**Description of the task**
Return every line of the records below verbatim, with no changes.

**Dataset extract**
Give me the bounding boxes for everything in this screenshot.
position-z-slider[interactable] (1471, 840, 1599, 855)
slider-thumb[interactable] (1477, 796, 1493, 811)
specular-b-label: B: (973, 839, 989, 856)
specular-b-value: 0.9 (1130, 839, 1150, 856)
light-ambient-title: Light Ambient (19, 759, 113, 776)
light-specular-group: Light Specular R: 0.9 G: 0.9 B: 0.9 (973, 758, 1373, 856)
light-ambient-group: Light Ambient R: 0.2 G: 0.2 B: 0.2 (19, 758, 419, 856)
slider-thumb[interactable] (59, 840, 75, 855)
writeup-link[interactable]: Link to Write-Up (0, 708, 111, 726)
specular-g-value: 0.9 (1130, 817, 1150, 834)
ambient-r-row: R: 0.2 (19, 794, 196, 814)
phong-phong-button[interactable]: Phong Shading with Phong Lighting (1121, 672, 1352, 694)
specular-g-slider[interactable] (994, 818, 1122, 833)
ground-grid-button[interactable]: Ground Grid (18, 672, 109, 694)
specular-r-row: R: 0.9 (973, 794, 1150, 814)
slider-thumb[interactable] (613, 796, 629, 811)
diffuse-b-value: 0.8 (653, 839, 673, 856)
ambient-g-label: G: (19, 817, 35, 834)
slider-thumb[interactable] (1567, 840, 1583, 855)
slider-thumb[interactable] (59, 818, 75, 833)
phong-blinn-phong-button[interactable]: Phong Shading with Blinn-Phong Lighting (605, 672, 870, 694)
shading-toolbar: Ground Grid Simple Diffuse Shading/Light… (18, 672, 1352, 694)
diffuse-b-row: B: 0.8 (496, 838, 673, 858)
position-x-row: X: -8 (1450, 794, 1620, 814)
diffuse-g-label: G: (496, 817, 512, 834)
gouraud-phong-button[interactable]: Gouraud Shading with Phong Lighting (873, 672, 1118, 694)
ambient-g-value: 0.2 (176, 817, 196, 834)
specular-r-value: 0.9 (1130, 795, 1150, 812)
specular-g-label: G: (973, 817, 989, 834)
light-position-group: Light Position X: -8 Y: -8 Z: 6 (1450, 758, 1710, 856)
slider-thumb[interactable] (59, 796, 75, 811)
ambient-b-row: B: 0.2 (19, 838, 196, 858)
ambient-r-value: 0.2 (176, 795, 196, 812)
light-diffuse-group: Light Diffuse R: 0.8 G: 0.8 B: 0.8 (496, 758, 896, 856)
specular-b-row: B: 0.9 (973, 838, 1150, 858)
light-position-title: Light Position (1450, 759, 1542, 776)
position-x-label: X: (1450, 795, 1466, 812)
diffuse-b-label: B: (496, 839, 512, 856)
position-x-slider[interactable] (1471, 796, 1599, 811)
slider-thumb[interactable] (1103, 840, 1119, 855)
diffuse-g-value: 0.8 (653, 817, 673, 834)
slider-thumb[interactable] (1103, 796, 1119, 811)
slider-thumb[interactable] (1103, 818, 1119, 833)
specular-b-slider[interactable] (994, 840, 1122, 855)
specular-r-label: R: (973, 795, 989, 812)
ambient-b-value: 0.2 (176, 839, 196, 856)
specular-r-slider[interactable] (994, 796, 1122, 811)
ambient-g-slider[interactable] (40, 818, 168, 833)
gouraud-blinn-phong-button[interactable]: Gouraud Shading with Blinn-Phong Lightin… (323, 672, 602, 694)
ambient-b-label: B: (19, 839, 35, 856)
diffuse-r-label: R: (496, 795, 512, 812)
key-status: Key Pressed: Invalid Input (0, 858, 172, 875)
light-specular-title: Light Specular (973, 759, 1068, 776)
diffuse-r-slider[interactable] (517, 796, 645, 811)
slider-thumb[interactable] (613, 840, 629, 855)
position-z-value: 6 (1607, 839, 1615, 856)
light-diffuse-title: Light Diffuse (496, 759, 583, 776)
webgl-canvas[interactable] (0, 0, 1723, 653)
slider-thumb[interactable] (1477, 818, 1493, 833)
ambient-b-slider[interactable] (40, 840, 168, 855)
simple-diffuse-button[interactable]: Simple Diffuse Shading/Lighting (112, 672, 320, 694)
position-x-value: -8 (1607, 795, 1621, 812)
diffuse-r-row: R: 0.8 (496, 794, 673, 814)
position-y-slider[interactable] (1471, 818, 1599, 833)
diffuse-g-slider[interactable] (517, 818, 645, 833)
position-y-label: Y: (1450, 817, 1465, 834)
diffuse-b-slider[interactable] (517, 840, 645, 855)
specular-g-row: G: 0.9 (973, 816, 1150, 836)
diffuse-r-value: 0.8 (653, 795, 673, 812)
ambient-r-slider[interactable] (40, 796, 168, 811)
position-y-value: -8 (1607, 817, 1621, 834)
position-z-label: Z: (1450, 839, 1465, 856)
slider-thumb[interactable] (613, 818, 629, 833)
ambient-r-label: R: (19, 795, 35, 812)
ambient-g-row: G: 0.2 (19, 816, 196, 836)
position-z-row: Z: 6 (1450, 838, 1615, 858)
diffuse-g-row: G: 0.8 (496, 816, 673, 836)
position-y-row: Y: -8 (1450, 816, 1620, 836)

**Answer to this problem**
Give me the bounding boxes for everything in this screenshot.
position-z-slider[interactable] (1471, 840, 1599, 855)
slider-thumb[interactable] (1477, 796, 1493, 811)
specular-b-label: B: (973, 839, 989, 856)
specular-b-value: 0.9 (1130, 839, 1150, 856)
light-ambient-title: Light Ambient (19, 759, 113, 776)
light-specular-group: Light Specular R: 0.9 G: 0.9 B: 0.9 (973, 758, 1373, 856)
light-ambient-group: Light Ambient R: 0.2 G: 0.2 B: 0.2 (19, 758, 419, 856)
slider-thumb[interactable] (59, 840, 75, 855)
writeup-link[interactable]: Link to Write-Up (0, 708, 111, 726)
specular-g-value: 0.9 (1130, 817, 1150, 834)
ambient-r-row: R: 0.2 (19, 794, 196, 814)
phong-phong-button[interactable]: Phong Shading with Phong Lighting (1121, 672, 1352, 694)
specular-g-slider[interactable] (994, 818, 1122, 833)
ground-grid-button[interactable]: Ground Grid (18, 672, 109, 694)
specular-r-row: R: 0.9 (973, 794, 1150, 814)
slider-thumb[interactable] (613, 796, 629, 811)
diffuse-b-value: 0.8 (653, 839, 673, 856)
ambient-g-label: G: (19, 817, 35, 834)
slider-thumb[interactable] (1567, 840, 1583, 855)
slider-thumb[interactable] (59, 818, 75, 833)
phong-blinn-phong-button[interactable]: Phong Shading with Blinn-Phong Lighting (605, 672, 870, 694)
shading-toolbar: Ground Grid Simple Diffuse Shading/Light… (18, 672, 1352, 694)
diffuse-b-row: B: 0.8 (496, 838, 673, 858)
position-x-row: X: -8 (1450, 794, 1620, 814)
diffuse-g-label: G: (496, 817, 512, 834)
gouraud-phong-button[interactable]: Gouraud Shading with Phong Lighting (873, 672, 1118, 694)
ambient-g-value: 0.2 (176, 817, 196, 834)
specular-r-value: 0.9 (1130, 795, 1150, 812)
specular-g-label: G: (973, 817, 989, 834)
light-position-group: Light Position X: -8 Y: -8 Z: 6 (1450, 758, 1710, 856)
slider-thumb[interactable] (59, 796, 75, 811)
ambient-b-row: B: 0.2 (19, 838, 196, 858)
ambient-r-value: 0.2 (176, 795, 196, 812)
light-diffuse-group: Light Diffuse R: 0.8 G: 0.8 B: 0.8 (496, 758, 896, 856)
specular-b-row: B: 0.9 (973, 838, 1150, 858)
light-position-title: Light Position (1450, 759, 1542, 776)
position-x-label: X: (1450, 795, 1466, 812)
diffuse-b-label: B: (496, 839, 512, 856)
position-x-slider[interactable] (1471, 796, 1599, 811)
slider-thumb[interactable] (1103, 840, 1119, 855)
diffuse-g-value: 0.8 (653, 817, 673, 834)
slider-thumb[interactable] (1103, 796, 1119, 811)
slider-thumb[interactable] (1103, 818, 1119, 833)
specular-b-slider[interactable] (994, 840, 1122, 855)
specular-r-label: R: (973, 795, 989, 812)
ambient-b-value: 0.2 (176, 839, 196, 856)
specular-r-slider[interactable] (994, 796, 1122, 811)
ambient-g-slider[interactable] (40, 818, 168, 833)
gouraud-blinn-phong-button[interactable]: Gouraud Shading with Blinn-Phong Lightin… (323, 672, 602, 694)
ambient-b-label: B: (19, 839, 35, 856)
diffuse-r-label: R: (496, 795, 512, 812)
key-status: Key Pressed: Invalid Input (0, 858, 172, 875)
light-specular-title: Light Specular (973, 759, 1068, 776)
diffuse-r-slider[interactable] (517, 796, 645, 811)
slider-thumb[interactable] (613, 840, 629, 855)
position-z-value: 6 (1607, 839, 1615, 856)
light-diffuse-title: Light Diffuse (496, 759, 583, 776)
webgl-canvas[interactable] (0, 0, 1723, 653)
slider-thumb[interactable] (1477, 818, 1493, 833)
ambient-b-slider[interactable] (40, 840, 168, 855)
simple-diffuse-button[interactable]: Simple Diffuse Shading/Lighting (112, 672, 320, 694)
position-x-value: -8 (1607, 795, 1621, 812)
diffuse-r-row: R: 0.8 (496, 794, 673, 814)
position-y-slider[interactable] (1471, 818, 1599, 833)
diffuse-g-slider[interactable] (517, 818, 645, 833)
position-y-label: Y: (1450, 817, 1465, 834)
diffuse-b-slider[interactable] (517, 840, 645, 855)
specular-g-row: G: 0.9 (973, 816, 1150, 836)
diffuse-r-value: 0.8 (653, 795, 673, 812)
ambient-r-slider[interactable] (40, 796, 168, 811)
position-y-value: -8 (1607, 817, 1621, 834)
position-z-label: Z: (1450, 839, 1465, 856)
slider-thumb[interactable] (613, 818, 629, 833)
ambient-r-label: R: (19, 795, 35, 812)
ambient-g-row: G: 0.2 (19, 816, 196, 836)
position-z-row: Z: 6 (1450, 838, 1615, 858)
diffuse-g-row: G: 0.8 (496, 816, 673, 836)
position-y-row: Y: -8 (1450, 816, 1620, 836)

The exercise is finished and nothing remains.